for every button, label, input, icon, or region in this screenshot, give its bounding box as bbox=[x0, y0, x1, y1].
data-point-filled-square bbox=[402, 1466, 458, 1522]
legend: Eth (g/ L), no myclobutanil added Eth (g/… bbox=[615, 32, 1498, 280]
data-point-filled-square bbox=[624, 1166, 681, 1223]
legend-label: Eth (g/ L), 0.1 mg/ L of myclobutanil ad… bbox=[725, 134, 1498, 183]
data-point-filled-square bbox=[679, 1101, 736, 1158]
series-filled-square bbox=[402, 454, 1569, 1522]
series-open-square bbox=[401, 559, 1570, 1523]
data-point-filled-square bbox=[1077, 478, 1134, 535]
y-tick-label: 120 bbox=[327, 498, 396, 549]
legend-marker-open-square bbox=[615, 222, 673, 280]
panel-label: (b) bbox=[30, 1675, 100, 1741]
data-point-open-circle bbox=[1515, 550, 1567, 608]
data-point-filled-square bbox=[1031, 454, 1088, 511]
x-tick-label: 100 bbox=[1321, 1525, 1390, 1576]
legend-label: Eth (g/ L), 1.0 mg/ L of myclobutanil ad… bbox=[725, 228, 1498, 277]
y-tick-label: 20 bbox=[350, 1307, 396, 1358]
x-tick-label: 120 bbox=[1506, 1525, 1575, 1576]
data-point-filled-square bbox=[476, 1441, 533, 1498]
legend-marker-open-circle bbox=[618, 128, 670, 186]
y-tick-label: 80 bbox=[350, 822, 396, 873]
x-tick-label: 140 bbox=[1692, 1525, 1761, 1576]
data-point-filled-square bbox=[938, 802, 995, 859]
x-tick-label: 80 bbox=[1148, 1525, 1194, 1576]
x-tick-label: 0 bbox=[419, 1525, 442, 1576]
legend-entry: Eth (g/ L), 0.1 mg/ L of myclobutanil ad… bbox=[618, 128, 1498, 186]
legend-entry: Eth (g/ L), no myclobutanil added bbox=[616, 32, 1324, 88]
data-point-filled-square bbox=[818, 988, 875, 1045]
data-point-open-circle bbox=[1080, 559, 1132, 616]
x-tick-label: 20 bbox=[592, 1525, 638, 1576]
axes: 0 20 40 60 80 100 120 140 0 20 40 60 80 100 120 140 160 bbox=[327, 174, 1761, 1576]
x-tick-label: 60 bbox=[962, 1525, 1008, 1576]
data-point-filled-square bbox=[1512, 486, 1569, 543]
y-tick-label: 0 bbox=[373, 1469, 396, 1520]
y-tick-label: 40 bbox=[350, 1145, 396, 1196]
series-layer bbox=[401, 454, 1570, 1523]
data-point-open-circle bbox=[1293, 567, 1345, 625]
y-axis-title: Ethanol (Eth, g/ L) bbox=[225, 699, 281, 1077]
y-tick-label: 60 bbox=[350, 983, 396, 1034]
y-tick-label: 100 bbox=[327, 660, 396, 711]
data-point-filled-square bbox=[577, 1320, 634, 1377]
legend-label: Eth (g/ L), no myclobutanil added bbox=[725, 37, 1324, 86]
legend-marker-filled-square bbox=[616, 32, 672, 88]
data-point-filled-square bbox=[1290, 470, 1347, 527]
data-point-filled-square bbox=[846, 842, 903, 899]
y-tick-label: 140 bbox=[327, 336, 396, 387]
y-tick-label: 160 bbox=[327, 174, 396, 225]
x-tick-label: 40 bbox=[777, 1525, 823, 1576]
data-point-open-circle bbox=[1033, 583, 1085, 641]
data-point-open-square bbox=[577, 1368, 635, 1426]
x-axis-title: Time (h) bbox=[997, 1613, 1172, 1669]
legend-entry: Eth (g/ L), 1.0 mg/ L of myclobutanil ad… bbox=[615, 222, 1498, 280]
---
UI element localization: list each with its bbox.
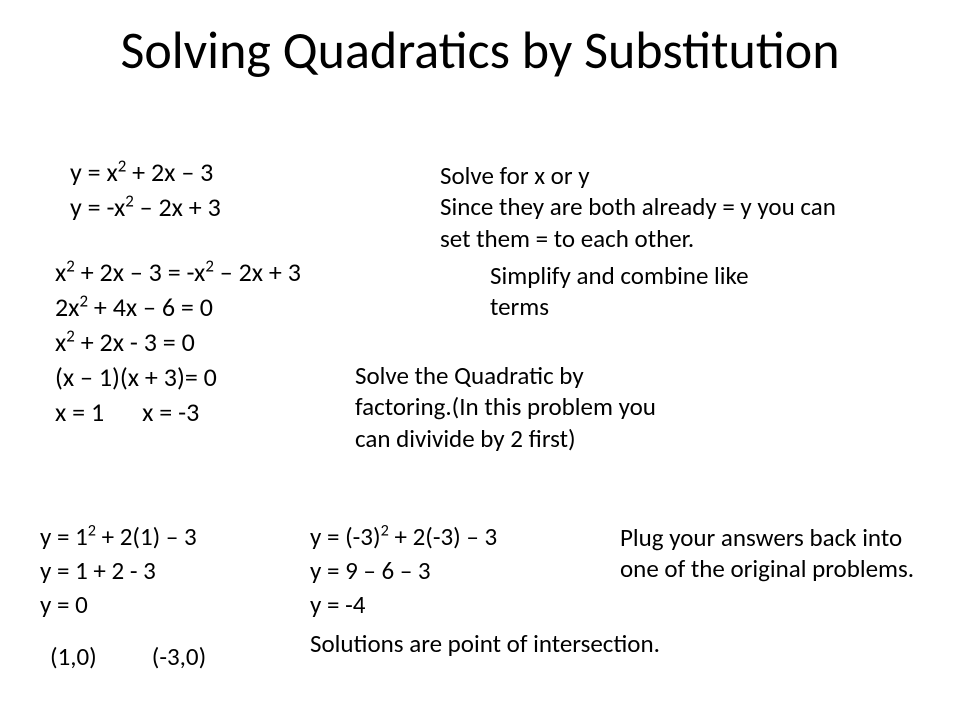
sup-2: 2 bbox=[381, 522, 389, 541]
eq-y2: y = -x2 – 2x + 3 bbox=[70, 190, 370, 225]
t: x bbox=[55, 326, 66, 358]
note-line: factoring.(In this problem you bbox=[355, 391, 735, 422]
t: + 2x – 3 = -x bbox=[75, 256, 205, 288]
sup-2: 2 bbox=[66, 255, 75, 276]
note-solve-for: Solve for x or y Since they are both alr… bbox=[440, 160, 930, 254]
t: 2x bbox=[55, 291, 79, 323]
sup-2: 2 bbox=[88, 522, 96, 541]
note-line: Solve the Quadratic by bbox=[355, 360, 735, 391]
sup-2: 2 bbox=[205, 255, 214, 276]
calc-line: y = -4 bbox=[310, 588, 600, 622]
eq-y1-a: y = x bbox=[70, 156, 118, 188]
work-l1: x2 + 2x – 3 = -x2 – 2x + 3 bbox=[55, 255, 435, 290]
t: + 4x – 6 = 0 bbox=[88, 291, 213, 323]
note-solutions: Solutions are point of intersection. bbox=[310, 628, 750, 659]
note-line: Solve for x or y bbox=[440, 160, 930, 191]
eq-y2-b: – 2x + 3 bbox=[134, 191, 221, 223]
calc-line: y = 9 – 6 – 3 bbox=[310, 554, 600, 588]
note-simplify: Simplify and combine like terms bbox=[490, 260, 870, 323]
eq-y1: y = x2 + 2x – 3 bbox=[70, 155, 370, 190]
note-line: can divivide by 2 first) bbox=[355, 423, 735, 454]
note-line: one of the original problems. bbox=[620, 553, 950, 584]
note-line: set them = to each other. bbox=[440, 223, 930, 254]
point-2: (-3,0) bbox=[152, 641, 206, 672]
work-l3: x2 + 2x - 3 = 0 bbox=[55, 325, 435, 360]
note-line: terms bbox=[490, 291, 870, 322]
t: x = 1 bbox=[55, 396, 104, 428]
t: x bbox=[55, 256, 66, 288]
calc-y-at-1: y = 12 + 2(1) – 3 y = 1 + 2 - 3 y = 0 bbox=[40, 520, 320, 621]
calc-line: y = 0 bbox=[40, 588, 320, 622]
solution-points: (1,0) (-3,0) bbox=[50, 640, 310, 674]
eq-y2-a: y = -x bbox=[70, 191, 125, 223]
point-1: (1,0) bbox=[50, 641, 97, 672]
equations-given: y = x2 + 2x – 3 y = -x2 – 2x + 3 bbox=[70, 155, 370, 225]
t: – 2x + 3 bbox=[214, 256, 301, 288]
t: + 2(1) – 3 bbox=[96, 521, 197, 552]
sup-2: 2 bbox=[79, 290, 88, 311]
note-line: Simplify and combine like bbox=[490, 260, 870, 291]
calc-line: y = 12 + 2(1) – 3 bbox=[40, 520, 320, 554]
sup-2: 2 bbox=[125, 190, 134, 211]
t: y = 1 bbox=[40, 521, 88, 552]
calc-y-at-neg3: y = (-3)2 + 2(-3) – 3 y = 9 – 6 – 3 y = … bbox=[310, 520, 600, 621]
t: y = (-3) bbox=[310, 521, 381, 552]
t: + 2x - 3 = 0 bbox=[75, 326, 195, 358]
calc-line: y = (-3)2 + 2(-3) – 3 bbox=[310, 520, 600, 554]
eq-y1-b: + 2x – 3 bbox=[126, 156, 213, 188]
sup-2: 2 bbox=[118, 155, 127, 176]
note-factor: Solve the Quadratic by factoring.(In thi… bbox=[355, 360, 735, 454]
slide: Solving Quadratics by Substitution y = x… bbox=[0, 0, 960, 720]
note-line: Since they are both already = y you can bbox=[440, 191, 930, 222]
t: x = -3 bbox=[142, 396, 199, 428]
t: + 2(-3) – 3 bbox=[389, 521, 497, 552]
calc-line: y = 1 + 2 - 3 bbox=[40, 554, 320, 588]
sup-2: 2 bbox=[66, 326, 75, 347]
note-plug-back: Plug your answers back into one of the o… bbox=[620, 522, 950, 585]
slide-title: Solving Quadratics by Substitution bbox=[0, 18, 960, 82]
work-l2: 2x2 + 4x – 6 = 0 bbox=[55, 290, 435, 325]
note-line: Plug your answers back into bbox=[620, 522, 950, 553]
---
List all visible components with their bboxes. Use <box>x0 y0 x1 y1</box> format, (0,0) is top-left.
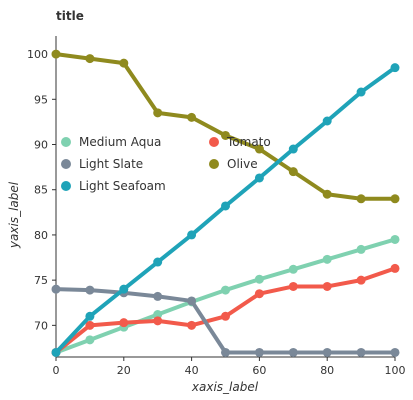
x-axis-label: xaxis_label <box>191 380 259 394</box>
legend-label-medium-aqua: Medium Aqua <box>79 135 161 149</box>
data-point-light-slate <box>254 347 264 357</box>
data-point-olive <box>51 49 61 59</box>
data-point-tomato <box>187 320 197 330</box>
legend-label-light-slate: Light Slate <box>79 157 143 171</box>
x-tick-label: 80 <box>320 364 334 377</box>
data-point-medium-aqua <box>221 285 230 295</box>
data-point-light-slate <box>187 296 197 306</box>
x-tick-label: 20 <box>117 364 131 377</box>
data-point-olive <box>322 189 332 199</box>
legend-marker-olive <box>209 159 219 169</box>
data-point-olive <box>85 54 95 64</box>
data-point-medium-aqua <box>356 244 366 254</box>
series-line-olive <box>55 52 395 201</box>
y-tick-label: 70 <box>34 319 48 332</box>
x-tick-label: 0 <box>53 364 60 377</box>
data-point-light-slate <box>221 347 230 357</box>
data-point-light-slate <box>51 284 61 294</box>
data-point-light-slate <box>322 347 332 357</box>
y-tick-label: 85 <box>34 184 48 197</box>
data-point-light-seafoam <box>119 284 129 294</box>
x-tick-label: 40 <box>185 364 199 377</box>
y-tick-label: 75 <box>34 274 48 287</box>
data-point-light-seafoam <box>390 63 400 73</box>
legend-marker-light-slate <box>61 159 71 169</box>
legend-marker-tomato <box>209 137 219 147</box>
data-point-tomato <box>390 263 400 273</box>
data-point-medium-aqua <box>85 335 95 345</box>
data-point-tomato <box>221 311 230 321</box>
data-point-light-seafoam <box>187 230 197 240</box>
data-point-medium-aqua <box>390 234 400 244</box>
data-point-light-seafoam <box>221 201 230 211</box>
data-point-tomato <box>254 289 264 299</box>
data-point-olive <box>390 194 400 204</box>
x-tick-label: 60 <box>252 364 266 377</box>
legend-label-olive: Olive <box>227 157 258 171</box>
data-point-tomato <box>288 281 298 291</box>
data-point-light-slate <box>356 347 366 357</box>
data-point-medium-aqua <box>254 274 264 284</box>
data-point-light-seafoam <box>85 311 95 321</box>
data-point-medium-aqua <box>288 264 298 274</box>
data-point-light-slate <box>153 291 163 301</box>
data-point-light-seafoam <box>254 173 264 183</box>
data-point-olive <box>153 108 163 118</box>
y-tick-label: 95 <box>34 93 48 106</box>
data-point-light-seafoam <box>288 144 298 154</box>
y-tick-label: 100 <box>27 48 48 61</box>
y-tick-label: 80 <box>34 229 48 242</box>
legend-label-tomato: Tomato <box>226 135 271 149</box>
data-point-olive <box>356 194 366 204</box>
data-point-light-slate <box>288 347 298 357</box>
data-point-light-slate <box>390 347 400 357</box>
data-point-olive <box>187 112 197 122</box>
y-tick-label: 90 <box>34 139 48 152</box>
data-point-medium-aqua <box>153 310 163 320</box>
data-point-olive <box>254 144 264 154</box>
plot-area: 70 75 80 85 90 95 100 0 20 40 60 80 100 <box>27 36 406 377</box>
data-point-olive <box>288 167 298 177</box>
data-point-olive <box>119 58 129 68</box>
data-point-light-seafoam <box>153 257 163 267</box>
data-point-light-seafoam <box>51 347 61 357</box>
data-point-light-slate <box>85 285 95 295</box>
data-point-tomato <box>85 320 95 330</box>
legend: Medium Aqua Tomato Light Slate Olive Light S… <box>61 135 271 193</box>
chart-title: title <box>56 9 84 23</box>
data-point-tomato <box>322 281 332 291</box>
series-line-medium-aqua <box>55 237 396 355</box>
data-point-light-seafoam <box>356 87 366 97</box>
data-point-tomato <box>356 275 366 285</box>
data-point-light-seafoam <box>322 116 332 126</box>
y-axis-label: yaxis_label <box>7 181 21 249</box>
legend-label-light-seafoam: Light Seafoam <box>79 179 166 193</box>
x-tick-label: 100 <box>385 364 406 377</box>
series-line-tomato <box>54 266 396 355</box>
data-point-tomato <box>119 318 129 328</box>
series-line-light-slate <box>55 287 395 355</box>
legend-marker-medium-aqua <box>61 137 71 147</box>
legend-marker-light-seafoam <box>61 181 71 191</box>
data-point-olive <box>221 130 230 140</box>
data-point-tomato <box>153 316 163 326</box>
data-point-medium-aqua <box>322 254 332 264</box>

## WHAT THE TASK ASKS
In the second listing, retype every line from the one containing "sup-2: 2 bbox=[381, 522, 389, 541]" through the one containing "calc-line: y = (-3)2", both included, keeping each line unchanged.

## TASK RESULT
sup-2: 2 bbox=[381, 522, 389, 541]
eq-y2: y = -x2 – 2x + 3 bbox=[70, 190, 370, 225]
t: x bbox=[55, 326, 66, 358]
note-line: factoring.(In this problem you bbox=[355, 391, 735, 422]
t: + 2x – 3 = -x bbox=[75, 256, 205, 288]
sup-2: 2 bbox=[66, 255, 75, 276]
note-solve-for: Solve for x or y Since they are both alr… bbox=[440, 160, 930, 254]
t: 2x bbox=[55, 291, 79, 323]
sup-2: 2 bbox=[88, 522, 96, 541]
note-line: Solve the Quadratic by bbox=[355, 360, 735, 391]
sup-2: 2 bbox=[205, 255, 214, 276]
calc-line: y = -4 bbox=[310, 588, 600, 622]
eq-y1-a: y = x bbox=[70, 156, 118, 188]
work-l1: x2 + 2x – 3 = -x2 – 2x + 3 bbox=[55, 255, 435, 290]
t: + 4x – 6 = 0 bbox=[88, 291, 213, 323]
note-solutions: Solutions are point of intersection. bbox=[310, 628, 750, 659]
note-line: Solve for x or y bbox=[440, 160, 930, 191]
eq-y2-b: – 2x + 3 bbox=[134, 191, 221, 223]
calc-line: y = 9 – 6 – 3 bbox=[310, 554, 600, 588]
note-simplify: Simplify and combine like terms bbox=[490, 260, 870, 323]
eq-y1: y = x2 + 2x – 3 bbox=[70, 155, 370, 190]
note-line: can divivide by 2 first) bbox=[355, 423, 735, 454]
note-line: one of the original problems. bbox=[620, 553, 950, 584]
note-line: set them = to each other. bbox=[440, 223, 930, 254]
point-2: (-3,0) bbox=[152, 641, 206, 672]
work-l3: x2 + 2x - 3 = 0 bbox=[55, 325, 435, 360]
note-line: terms bbox=[490, 291, 870, 322]
t: x = 1 bbox=[55, 396, 104, 428]
t: x bbox=[55, 256, 66, 288]
calc-y-at-1: y = 12 + 2(1) – 3 y = 1 + 2 - 3 y = 0 bbox=[40, 520, 320, 621]
calc-line: y = 0 bbox=[40, 588, 320, 622]
solution-points: (1,0) (-3,0) bbox=[50, 640, 310, 674]
eq-y2-a: y = -x bbox=[70, 191, 125, 223]
point-1: (1,0) bbox=[50, 641, 97, 672]
equations-given: y = x2 + 2x – 3 y = -x2 – 2x + 3 bbox=[70, 155, 370, 225]
t: – 2x + 3 bbox=[214, 256, 301, 288]
t: + 2(1) – 3 bbox=[96, 521, 197, 552]
sup-2: 2 bbox=[79, 290, 88, 311]
note-line: Simplify and combine like bbox=[490, 260, 870, 291]
calc-line: y = 12 + 2(1) – 3 bbox=[40, 520, 320, 554]
sup-2: 2 bbox=[125, 190, 134, 211]
t: y = 1 bbox=[40, 521, 88, 552]
calc-y-at-neg3: y = (-3)2 + 2(-3) – 3 y = 9 – 6 – 3 y = … bbox=[310, 520, 600, 621]
t: y = (-3) bbox=[310, 521, 381, 552]
t: + 2x - 3 = 0 bbox=[75, 326, 195, 358]
calc-line: y = (-3)2 + 2(-3) – 3 bbox=[310, 520, 600, 554]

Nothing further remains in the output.